Short exercise: Extract every entry word for word. Skip the pictures.

Input records:
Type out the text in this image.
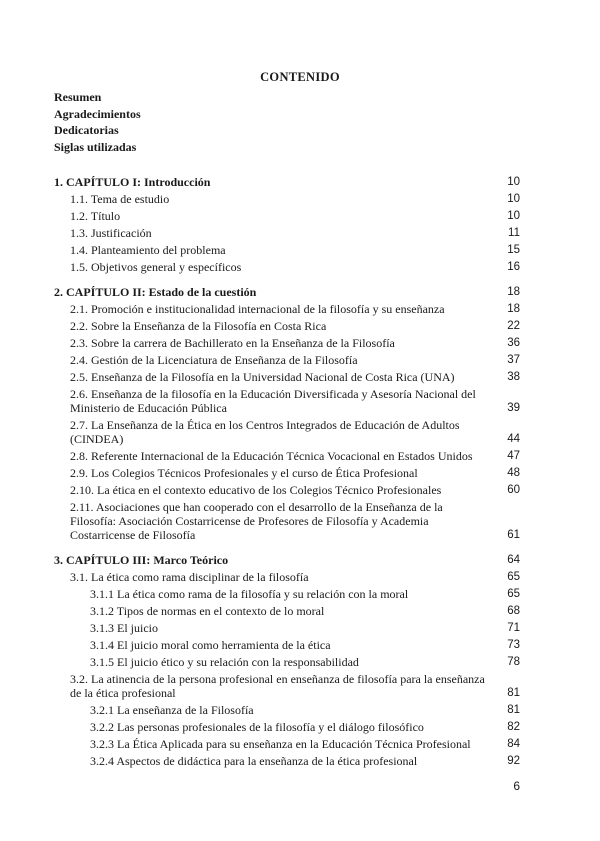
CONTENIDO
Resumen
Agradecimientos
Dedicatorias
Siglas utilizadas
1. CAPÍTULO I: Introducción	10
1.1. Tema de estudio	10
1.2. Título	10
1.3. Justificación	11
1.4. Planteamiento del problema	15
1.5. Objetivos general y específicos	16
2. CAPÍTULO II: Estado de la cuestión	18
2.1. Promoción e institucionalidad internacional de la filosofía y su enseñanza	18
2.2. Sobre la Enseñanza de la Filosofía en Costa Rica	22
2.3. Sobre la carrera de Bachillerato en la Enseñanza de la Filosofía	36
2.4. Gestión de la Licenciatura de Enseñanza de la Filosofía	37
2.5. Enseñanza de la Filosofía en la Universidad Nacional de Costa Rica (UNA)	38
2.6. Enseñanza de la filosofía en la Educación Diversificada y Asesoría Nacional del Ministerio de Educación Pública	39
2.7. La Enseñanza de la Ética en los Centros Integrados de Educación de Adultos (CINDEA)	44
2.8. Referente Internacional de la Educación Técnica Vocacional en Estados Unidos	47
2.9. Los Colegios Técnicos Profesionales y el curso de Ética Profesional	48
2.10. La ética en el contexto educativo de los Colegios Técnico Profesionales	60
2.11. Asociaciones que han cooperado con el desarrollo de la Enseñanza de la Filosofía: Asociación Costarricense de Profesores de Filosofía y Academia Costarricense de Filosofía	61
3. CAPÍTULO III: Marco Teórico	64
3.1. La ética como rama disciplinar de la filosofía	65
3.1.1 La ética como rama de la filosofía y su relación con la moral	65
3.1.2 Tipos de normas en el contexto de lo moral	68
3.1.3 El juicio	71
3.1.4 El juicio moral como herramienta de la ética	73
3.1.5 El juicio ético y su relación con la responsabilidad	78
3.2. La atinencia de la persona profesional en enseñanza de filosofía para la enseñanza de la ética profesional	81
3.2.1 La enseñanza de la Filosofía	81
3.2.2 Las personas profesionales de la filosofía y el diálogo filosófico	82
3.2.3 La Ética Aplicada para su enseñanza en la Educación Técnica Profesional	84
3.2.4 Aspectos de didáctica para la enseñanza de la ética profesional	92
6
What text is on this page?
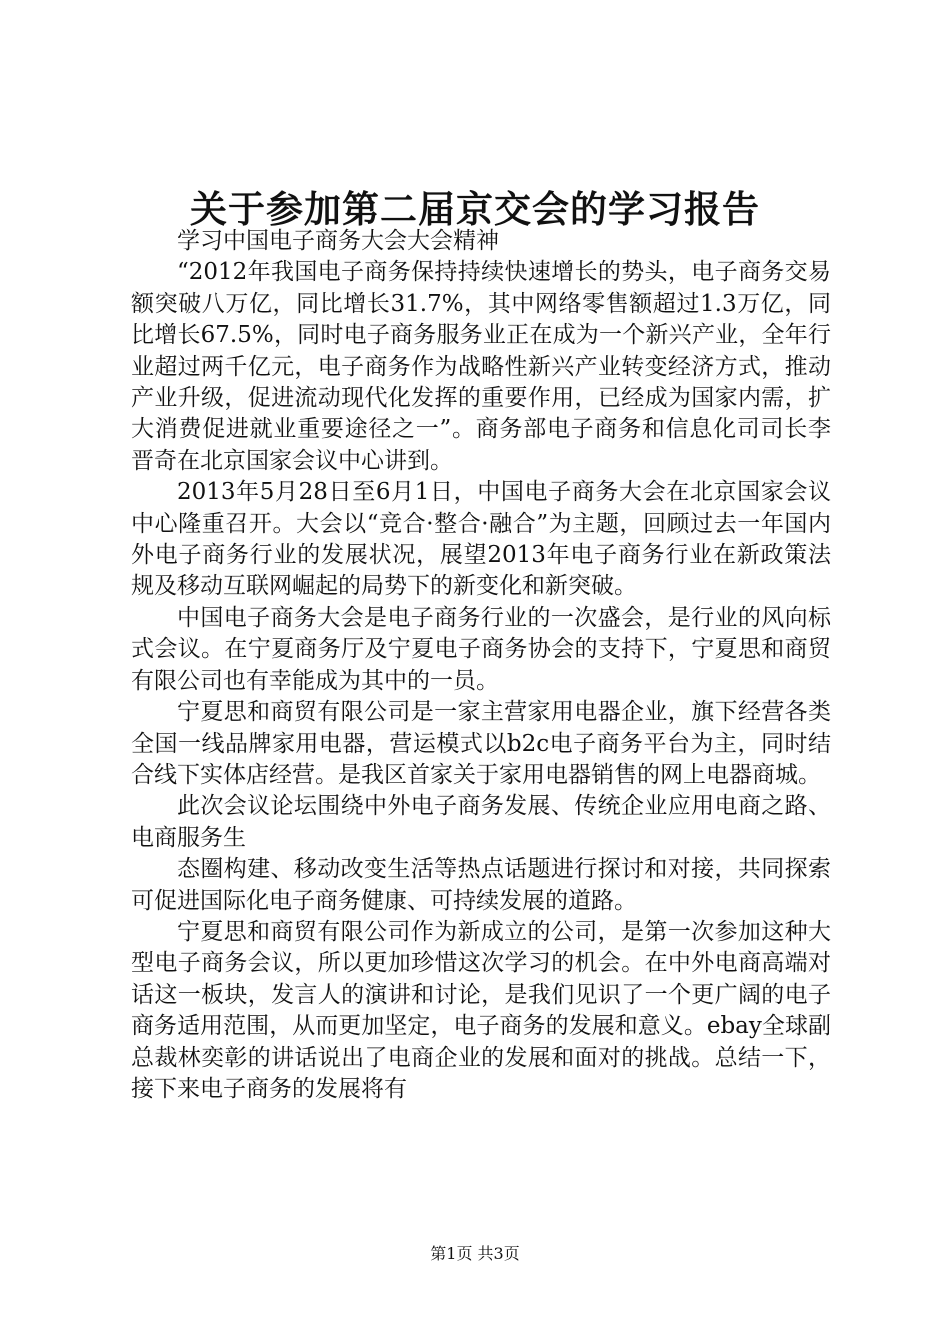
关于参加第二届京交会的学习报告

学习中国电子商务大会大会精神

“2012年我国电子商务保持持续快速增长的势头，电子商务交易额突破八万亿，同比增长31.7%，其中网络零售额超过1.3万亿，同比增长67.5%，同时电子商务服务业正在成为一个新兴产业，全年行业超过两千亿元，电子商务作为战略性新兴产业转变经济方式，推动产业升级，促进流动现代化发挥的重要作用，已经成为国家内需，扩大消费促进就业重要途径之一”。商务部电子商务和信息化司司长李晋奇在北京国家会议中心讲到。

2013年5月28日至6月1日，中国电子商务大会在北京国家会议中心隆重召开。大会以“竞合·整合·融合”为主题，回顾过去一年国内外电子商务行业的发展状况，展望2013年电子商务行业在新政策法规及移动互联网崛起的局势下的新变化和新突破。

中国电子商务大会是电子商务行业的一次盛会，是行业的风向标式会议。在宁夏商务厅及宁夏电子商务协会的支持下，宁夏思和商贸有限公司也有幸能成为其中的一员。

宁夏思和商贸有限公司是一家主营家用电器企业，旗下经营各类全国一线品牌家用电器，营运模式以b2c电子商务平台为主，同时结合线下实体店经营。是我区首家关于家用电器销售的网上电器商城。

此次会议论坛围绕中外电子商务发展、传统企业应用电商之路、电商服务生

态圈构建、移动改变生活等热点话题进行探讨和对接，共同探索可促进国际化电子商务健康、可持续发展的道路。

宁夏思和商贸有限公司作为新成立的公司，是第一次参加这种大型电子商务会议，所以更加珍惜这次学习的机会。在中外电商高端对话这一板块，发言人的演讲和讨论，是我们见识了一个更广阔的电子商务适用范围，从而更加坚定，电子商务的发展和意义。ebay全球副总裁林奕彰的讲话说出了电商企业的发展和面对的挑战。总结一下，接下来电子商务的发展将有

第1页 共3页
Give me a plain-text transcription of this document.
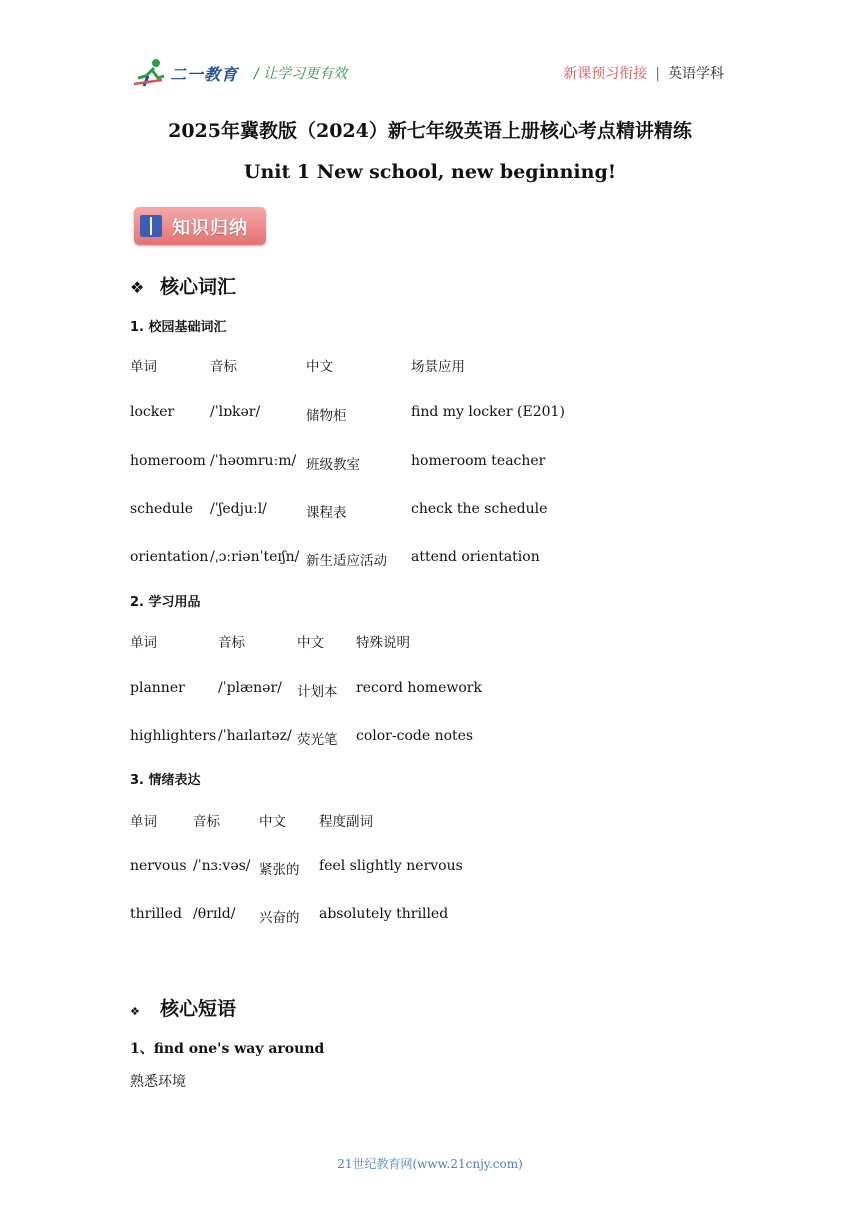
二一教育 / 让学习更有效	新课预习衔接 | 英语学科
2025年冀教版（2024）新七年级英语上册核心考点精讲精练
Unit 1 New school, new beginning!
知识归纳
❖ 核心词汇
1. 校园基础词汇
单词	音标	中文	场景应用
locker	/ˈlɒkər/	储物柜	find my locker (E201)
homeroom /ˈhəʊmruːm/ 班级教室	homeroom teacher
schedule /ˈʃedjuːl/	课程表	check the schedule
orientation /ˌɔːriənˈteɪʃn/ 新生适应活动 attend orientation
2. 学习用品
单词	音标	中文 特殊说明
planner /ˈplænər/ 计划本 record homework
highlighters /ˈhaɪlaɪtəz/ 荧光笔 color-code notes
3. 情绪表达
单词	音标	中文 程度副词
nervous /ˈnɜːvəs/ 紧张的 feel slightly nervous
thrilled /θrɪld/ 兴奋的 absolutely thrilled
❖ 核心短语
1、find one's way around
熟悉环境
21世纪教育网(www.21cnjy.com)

Answer below:
Type out the text in this image.
CONTENIDO
Resumen
Agradecimientos
Dedicatorias
Siglas utilizadas
1. CAPÍTULO I: Introducción	10
1.1. Tema de estudio	10
1.2. Título	10
1.3. Justificación	11
1.4. Planteamiento del problema	15
1.5. Objetivos general y específicos	16
2. CAPÍTULO II: Estado de la cuestión	18
2.1. Promoción e institucionalidad internacional de la filosofía y su enseñanza	18
2.2. Sobre la Enseñanza de la Filosofía en Costa Rica	22
2.3. Sobre la carrera de Bachillerato en la Enseñanza de la Filosofía	36
2.4. Gestión de la Licenciatura de Enseñanza de la Filosofía	37
2.5. Enseñanza de la Filosofía en la Universidad Nacional de Costa Rica (UNA)	38
2.6. Enseñanza de la filosofía en la Educación Diversificada y Asesoría Nacional del Ministerio de Educación Pública	39
2.7. La Enseñanza de la Ética en los Centros Integrados de Educación de Adultos (CINDEA)	44
2.8. Referente Internacional de la Educación Técnica Vocacional en Estados Unidos	47
2.9. Los Colegios Técnicos Profesionales y el curso de Ética Profesional	48
2.10. La ética en el contexto educativo de los Colegios Técnico Profesionales	60
2.11. Asociaciones que han cooperado con el desarrollo de la Enseñanza de la Filosofía: Asociación Costarricense de Profesores de Filosofía y Academia Costarricense de Filosofía	61
3. CAPÍTULO III: Marco Teórico	64
3.1. La ética como rama disciplinar de la filosofía	65
3.1.1 La ética como rama de la filosofía y su relación con la moral	65
3.1.2 Tipos de normas en el contexto de lo moral	68
3.1.3 El juicio	71
3.1.4 El juicio moral como herramienta de la ética	73
3.1.5 El juicio ético y su relación con la responsabilidad	78
3.2. La atinencia de la persona profesional en enseñanza de filosofía para la enseñanza de la ética profesional	81
3.2.1 La enseñanza de la Filosofía	81
3.2.2 Las personas profesionales de la filosofía y el diálogo filosófico	82
3.2.3 La Ética Aplicada para su enseñanza en la Educación Técnica Profesional	84
3.2.4 Aspectos de didáctica para la enseñanza de la ética profesional	92
6
What text is on this page?
关于参加第二届京交会的学习报告

学习中国电子商务大会大会精神

“2012年我国电子商务保持持续快速增长的势头，电子商务交易额突破八万亿，同比增长31.7%，其中网络零售额超过1.3万亿，同比增长67.5%，同时电子商务服务业正在成为一个新兴产业，全年行业超过两千亿元，电子商务作为战略性新兴产业转变经济方式，推动产业升级，促进流动现代化发挥的重要作用，已经成为国家内需，扩大消费促进就业重要途径之一”。商务部电子商务和信息化司司长李晋奇在北京国家会议中心讲到。

2013年5月28日至6月1日，中国电子商务大会在北京国家会议中心隆重召开。大会以“竞合·整合·融合”为主题，回顾过去一年国内外电子商务行业的发展状况，展望2013年电子商务行业在新政策法规及移动互联网崛起的局势下的新变化和新突破。

中国电子商务大会是电子商务行业的一次盛会，是行业的风向标式会议。在宁夏商务厅及宁夏电子商务协会的支持下，宁夏思和商贸有限公司也有幸能成为其中的一员。

宁夏思和商贸有限公司是一家主营家用电器企业，旗下经营各类全国一线品牌家用电器，营运模式以b2c电子商务平台为主，同时结合线下实体店经营。是我区首家关于家用电器销售的网上电器商城。

此次会议论坛围绕中外电子商务发展、传统企业应用电商之路、电商服务生

态圈构建、移动改变生活等热点话题进行探讨和对接，共同探索可促进国际化电子商务健康、可持续发展的道路。

宁夏思和商贸有限公司作为新成立的公司，是第一次参加这种大型电子商务会议，所以更加珍惜这次学习的机会。在中外电商高端对话这一板块，发言人的演讲和讨论，是我们见识了一个更广阔的电子商务适用范围，从而更加坚定，电子商务的发展和意义。ebay全球副总裁林奕彰的讲话说出了电商企业的发展和面对的挑战。总结一下，接下来电子商务的发展将有

第1页 共3页
Give me a plain-text transcription of this document.
二一教育 / 让学习更有效	新课预习衔接 | 英语学科
2025年冀教版（2024）新七年级英语上册核心考点精讲精练
Unit 1 New school, new beginning!
知识归纳
❖ 核心词汇
1. 校园基础词汇
单词	音标	中文	场景应用
locker	/ˈlɒkər/	储物柜	find my locker (E201)
homeroom /ˈhəʊmruːm/ 班级教室	homeroom teacher
schedule /ˈʃedjuːl/	课程表	check the schedule
orientation /ˌɔːriənˈteɪʃn/ 新生适应活动 attend orientation
2. 学习用品
单词	音标	中文 特殊说明
planner /ˈplænər/ 计划本 record homework
highlighters /ˈhaɪlaɪtəz/ 荧光笔 color-code notes
3. 情绪表达
单词	音标	中文 程度副词
nervous /ˈnɜːvəs/ 紧张的 feel slightly nervous
thrilled /θrɪld/ 兴奋的 absolutely thrilled
❖ 核心短语
1、find one's way around
熟悉环境
21世纪教育网(www.21cnjy.com)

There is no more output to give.